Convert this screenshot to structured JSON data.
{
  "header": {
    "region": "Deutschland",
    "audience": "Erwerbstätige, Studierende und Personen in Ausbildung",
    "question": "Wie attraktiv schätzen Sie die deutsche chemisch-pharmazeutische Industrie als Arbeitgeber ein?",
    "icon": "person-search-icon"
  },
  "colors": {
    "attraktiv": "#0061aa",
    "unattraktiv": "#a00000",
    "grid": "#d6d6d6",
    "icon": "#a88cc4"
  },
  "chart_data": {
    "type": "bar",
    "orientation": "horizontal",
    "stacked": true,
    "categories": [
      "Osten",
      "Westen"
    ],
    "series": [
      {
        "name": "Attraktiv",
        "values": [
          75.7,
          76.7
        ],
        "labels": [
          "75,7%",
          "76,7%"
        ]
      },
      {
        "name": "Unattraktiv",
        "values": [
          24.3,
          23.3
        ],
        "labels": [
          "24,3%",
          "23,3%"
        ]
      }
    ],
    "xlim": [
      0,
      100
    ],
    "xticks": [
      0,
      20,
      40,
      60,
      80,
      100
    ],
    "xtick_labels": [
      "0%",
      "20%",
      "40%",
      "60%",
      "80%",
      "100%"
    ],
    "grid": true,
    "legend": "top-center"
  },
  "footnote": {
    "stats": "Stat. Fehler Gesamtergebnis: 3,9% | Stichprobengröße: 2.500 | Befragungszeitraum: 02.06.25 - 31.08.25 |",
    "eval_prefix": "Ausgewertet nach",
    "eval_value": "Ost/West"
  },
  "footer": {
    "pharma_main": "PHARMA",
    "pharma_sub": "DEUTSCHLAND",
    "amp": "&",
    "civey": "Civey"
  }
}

------------------------------------------------

> **CHALLENGE**: Each line holding "icon" must be found and copied.

> **CORRECT OUTPUT**:
    "icon": "person-search-icon"
    "icon": "#a88cc4"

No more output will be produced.